#### EXERCISE
In the entries below, how many lines hold the word "Cyclically"? Answer with the number only.
<<<<
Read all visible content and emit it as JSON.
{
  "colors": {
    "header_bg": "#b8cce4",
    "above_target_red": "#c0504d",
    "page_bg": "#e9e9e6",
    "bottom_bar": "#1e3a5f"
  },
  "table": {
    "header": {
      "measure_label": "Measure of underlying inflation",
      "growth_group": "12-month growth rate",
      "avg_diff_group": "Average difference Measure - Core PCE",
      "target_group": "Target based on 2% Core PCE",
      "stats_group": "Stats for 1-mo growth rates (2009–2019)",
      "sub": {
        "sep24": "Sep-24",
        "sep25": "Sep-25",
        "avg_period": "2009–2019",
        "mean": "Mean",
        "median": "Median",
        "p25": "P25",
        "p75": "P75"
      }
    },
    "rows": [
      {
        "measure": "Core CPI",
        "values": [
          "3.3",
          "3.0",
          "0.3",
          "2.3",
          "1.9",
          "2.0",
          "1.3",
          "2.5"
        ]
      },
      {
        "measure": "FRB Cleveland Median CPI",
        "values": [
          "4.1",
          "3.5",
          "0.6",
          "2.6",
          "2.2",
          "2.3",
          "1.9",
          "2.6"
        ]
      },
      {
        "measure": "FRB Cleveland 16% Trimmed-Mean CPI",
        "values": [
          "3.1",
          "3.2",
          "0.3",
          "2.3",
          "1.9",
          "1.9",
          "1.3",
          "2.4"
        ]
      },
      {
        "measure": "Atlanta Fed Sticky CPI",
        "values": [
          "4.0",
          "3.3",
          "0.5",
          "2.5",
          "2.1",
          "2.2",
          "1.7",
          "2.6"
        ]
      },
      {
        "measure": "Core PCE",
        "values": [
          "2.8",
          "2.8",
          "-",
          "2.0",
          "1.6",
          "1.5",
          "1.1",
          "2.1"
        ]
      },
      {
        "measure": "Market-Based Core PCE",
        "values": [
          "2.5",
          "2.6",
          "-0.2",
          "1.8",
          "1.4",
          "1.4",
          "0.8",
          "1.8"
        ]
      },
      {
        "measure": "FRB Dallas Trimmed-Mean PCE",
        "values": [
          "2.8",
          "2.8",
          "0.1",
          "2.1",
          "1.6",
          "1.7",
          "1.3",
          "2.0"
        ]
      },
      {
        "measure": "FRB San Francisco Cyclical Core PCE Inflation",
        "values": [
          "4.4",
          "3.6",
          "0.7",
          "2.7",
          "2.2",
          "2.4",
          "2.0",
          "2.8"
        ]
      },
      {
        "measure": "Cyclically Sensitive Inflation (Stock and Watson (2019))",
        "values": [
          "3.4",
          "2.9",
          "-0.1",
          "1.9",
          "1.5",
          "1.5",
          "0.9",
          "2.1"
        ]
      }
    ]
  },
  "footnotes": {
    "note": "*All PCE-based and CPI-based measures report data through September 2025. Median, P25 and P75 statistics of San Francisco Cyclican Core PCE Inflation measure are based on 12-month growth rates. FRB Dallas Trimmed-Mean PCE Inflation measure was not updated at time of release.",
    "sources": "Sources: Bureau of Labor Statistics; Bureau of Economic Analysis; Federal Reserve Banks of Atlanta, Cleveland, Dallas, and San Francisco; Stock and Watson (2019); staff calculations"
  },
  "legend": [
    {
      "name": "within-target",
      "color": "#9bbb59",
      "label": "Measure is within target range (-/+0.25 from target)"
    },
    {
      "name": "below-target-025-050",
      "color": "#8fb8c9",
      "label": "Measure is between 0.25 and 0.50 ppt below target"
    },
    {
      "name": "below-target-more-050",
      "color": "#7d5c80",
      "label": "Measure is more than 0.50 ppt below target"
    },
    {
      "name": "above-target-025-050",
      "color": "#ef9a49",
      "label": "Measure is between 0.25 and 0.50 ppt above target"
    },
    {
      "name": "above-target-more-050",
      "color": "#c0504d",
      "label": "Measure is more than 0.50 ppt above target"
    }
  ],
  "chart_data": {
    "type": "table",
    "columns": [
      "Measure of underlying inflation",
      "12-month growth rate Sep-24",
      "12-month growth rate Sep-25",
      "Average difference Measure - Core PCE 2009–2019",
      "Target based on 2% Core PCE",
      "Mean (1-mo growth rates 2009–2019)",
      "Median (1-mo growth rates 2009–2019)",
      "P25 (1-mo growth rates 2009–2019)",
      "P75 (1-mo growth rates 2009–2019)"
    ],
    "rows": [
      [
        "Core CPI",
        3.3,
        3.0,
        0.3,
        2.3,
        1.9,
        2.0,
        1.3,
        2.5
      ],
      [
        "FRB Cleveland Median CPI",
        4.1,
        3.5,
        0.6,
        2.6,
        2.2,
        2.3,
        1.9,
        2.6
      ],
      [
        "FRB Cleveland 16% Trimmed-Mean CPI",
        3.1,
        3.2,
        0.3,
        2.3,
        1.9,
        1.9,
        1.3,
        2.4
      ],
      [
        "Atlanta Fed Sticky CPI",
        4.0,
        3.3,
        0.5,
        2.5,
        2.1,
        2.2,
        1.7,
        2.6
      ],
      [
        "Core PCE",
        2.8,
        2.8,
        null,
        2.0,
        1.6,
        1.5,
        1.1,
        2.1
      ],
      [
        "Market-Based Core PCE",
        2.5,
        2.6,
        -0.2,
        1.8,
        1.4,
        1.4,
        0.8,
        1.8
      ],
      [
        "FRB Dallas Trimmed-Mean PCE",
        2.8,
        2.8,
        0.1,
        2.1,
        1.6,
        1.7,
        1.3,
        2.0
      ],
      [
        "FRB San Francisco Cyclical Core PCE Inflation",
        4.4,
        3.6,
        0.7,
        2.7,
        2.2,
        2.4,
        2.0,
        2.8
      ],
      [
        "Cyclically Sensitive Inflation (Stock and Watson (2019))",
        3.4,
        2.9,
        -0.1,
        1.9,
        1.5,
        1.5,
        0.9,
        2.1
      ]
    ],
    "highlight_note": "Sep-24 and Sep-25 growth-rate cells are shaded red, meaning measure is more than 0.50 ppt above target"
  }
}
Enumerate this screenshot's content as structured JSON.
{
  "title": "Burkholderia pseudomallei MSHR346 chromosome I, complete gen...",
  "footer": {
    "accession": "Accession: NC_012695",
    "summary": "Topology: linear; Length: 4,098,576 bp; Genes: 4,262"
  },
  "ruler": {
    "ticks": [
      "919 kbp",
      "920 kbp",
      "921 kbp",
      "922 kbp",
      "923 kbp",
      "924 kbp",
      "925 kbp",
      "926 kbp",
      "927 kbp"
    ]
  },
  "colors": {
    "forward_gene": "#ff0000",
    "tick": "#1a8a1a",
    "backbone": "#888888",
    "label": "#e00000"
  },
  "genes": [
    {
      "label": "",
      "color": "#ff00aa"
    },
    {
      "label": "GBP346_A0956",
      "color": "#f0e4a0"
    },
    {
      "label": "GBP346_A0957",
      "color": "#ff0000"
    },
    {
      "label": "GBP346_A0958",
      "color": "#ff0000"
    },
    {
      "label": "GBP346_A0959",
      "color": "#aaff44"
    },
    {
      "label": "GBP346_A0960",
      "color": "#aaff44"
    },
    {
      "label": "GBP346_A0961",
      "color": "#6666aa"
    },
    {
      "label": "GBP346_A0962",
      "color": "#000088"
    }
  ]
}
>>>>
#### FINISHED EXERCISE
2